INSTRUCTIONS TO FOLLOW: From the entries below, extract every line that includes the word "upper".

Figure data in JSON
■ ■ ■ ■ ■
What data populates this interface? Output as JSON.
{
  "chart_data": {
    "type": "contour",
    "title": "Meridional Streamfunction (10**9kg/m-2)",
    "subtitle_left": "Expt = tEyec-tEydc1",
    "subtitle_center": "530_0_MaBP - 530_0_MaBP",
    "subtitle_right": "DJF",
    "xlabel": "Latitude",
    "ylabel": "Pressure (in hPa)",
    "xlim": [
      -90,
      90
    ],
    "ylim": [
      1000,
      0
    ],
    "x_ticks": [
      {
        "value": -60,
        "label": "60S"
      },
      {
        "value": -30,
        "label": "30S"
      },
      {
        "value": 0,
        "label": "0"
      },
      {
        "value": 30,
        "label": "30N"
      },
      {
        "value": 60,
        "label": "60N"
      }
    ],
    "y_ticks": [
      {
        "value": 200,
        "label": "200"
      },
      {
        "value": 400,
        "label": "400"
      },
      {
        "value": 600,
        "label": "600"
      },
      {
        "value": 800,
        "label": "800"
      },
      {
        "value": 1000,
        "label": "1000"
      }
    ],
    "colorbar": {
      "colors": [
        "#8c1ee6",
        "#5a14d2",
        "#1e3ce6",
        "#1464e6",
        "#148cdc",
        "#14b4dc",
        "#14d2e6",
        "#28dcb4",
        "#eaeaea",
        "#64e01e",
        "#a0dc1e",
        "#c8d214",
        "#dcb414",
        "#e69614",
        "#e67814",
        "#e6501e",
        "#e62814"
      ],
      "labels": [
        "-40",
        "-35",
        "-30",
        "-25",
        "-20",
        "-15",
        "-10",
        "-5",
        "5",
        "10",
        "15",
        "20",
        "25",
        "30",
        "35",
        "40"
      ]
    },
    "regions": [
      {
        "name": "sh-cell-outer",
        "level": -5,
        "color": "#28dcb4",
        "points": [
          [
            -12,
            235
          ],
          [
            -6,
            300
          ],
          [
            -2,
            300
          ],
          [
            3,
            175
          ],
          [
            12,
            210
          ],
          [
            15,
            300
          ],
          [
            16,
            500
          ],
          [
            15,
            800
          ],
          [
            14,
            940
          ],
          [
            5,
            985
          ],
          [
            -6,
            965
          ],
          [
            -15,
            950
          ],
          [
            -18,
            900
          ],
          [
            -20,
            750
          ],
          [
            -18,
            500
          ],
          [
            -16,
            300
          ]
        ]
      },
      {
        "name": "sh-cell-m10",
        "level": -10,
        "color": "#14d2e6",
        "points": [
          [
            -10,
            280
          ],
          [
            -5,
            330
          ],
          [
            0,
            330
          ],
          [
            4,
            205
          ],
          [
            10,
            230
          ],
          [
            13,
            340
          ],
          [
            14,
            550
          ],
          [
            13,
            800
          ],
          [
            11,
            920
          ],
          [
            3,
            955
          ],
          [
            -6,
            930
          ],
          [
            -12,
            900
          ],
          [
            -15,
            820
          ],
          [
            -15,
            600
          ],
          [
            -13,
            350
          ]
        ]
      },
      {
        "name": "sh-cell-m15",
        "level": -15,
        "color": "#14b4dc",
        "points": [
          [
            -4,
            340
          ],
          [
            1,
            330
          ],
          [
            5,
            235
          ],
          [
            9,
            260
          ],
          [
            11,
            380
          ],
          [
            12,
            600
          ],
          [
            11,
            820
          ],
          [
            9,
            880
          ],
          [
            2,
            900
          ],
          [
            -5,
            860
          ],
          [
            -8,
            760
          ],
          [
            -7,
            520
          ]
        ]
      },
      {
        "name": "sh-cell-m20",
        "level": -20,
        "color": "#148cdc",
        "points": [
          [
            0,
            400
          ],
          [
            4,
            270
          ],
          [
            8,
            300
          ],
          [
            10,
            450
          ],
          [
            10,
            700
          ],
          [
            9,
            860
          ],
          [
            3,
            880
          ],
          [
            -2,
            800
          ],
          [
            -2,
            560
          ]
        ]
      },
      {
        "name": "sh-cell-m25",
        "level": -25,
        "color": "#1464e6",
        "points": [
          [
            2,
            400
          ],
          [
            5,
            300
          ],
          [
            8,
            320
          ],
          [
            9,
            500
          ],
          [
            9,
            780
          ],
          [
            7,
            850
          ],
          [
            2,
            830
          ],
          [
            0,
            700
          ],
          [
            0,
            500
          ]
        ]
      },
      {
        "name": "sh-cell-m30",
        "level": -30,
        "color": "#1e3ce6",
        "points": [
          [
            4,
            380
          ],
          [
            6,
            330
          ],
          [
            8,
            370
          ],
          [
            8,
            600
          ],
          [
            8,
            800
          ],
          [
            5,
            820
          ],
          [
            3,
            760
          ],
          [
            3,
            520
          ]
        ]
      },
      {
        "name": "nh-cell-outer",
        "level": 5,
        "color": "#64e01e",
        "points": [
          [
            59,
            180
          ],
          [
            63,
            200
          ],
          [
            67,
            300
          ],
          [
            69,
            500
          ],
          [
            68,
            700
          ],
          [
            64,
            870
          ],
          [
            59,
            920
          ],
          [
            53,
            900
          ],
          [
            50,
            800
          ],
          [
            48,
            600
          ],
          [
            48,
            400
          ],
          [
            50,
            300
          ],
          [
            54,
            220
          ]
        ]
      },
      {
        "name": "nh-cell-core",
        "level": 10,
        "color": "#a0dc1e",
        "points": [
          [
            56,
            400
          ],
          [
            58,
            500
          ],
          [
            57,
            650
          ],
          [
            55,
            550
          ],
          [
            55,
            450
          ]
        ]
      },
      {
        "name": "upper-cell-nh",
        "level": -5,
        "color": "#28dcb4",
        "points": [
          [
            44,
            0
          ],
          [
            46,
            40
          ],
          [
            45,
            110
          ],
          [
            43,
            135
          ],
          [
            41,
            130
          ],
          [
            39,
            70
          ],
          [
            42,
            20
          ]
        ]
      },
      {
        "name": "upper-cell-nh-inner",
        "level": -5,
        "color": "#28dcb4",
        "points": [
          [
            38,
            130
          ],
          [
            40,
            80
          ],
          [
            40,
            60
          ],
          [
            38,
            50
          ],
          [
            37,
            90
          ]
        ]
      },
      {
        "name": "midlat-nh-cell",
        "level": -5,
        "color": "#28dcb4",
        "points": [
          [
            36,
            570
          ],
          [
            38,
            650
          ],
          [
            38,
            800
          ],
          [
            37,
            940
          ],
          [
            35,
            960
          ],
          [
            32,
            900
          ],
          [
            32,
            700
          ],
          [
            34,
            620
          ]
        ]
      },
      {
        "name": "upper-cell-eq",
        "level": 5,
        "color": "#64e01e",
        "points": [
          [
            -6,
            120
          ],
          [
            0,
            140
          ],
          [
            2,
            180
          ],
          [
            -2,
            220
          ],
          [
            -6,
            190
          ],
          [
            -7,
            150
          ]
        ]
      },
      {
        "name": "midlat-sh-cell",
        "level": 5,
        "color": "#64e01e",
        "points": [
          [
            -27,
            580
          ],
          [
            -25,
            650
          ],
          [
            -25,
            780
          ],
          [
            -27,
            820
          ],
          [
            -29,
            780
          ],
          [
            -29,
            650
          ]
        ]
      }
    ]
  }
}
■ ■ ■ ■ ■
COMPLETE ANSWER:
        "name": "upper-cell-nh",
        "name": "upper-cell-nh-inner",
        "name": "upper-cell-eq",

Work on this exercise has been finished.